(Records)
§
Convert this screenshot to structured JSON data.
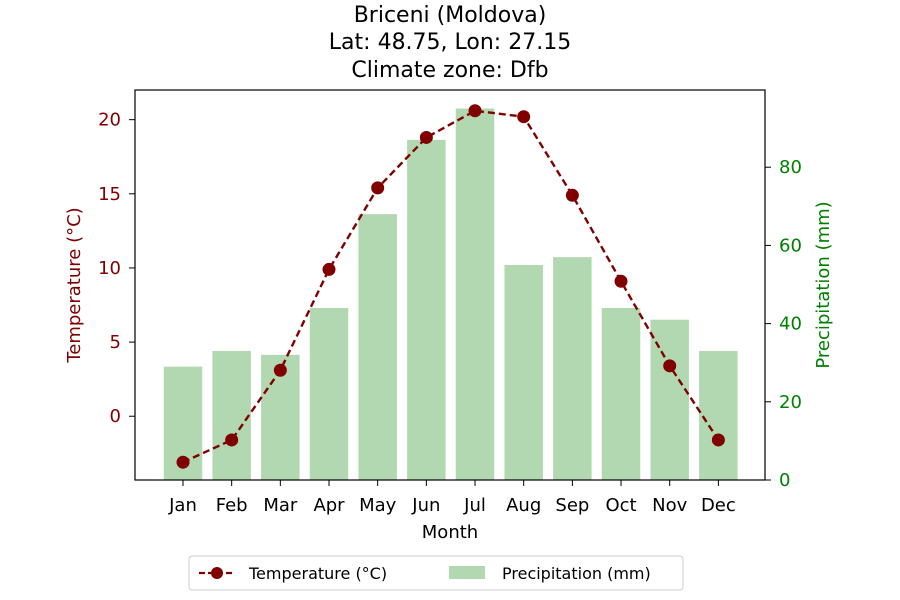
{
  "chart_data": {
    "type": "bar+line",
    "title_lines": [
      "Briceni (Moldova)",
      "Lat: 48.75, Lon: 27.15",
      "Climate zone: Dfb"
    ],
    "categories": [
      "Jan",
      "Feb",
      "Mar",
      "Apr",
      "May",
      "Jun",
      "Jul",
      "Aug",
      "Sep",
      "Oct",
      "Nov",
      "Dec"
    ],
    "xlabel": "Month",
    "temperature": {
      "name": "Temperature (°C)",
      "axis_label": "Temperature (°C)",
      "values": [
        -3.1,
        -1.6,
        3.1,
        9.9,
        15.4,
        18.8,
        20.6,
        20.2,
        14.9,
        9.1,
        3.4,
        -1.6
      ],
      "ylim": [
        -4.3,
        22.0
      ],
      "ticks": [
        0,
        5,
        10,
        15,
        20
      ],
      "color": "#800000",
      "style": "dashed line with circle markers",
      "axis_side": "left"
    },
    "precipitation": {
      "name": "Precipitation (mm)",
      "axis_label": "Precipitation (mm)",
      "values": [
        29,
        33,
        32,
        44,
        68,
        87,
        95,
        55,
        57,
        44,
        41,
        33
      ],
      "ylim": [
        0,
        99.75
      ],
      "ticks": [
        0,
        20,
        40,
        60,
        80
      ],
      "color": "#b2d8b2",
      "tick_color": "#008000",
      "axis_side": "right"
    },
    "grid": false,
    "legend": {
      "placement": "bottom-center",
      "entries": [
        "Temperature (°C)",
        "Precipitation (mm)"
      ]
    }
  }
}
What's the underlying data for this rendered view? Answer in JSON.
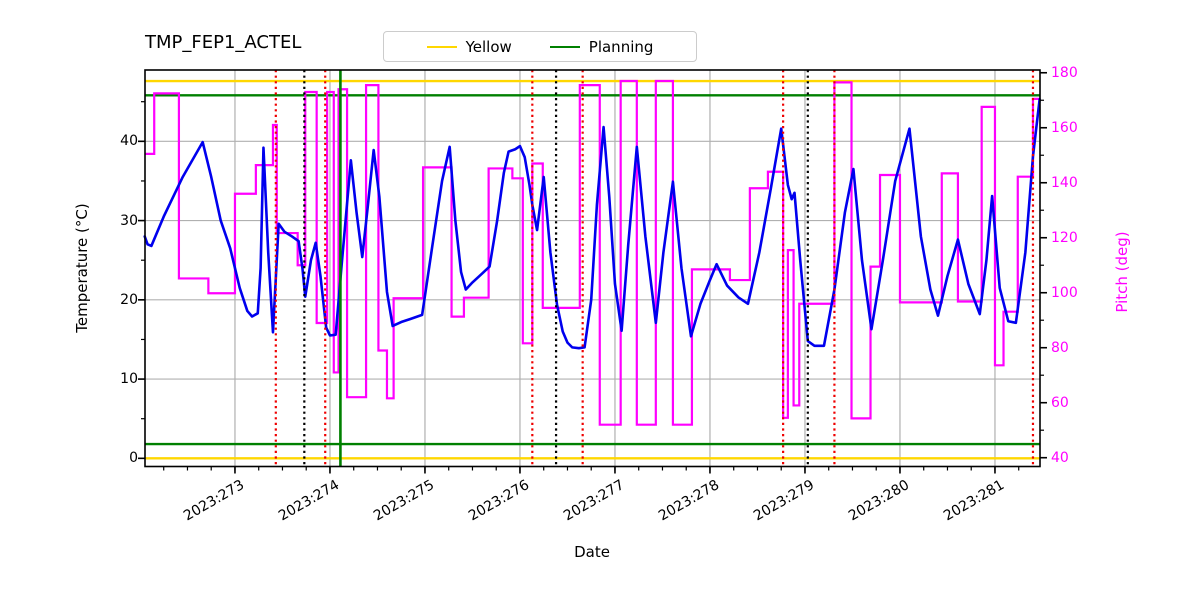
§
Copy the entries exactly. Leave out the images.

▶ Output of the exercise:
Convert this screenshot to structured JSON data.
{
  "chart_data": {
    "type": "bar+line",
    "title_lines": [
      "Briceni (Moldova)",
      "Lat: 48.75, Lon: 27.15",
      "Climate zone: Dfb"
    ],
    "categories": [
      "Jan",
      "Feb",
      "Mar",
      "Apr",
      "May",
      "Jun",
      "Jul",
      "Aug",
      "Sep",
      "Oct",
      "Nov",
      "Dec"
    ],
    "xlabel": "Month",
    "temperature": {
      "name": "Temperature (°C)",
      "axis_label": "Temperature (°C)",
      "values": [
        -3.1,
        -1.6,
        3.1,
        9.9,
        15.4,
        18.8,
        20.6,
        20.2,
        14.9,
        9.1,
        3.4,
        -1.6
      ],
      "ylim": [
        -4.3,
        22.0
      ],
      "ticks": [
        0,
        5,
        10,
        15,
        20
      ],
      "color": "#800000",
      "style": "dashed line with circle markers",
      "axis_side": "left"
    },
    "precipitation": {
      "name": "Precipitation (mm)",
      "axis_label": "Precipitation (mm)",
      "values": [
        29,
        33,
        32,
        44,
        68,
        87,
        95,
        55,
        57,
        44,
        41,
        33
      ],
      "ylim": [
        0,
        99.75
      ],
      "ticks": [
        0,
        20,
        40,
        60,
        80
      ],
      "color": "#b2d8b2",
      "tick_color": "#008000",
      "axis_side": "right"
    },
    "grid": false,
    "legend": {
      "placement": "bottom-center",
      "entries": [
        "Temperature (°C)",
        "Precipitation (mm)"
      ]
    }
  }
}
What's the underlying data for this rendered view? Answer in JSON.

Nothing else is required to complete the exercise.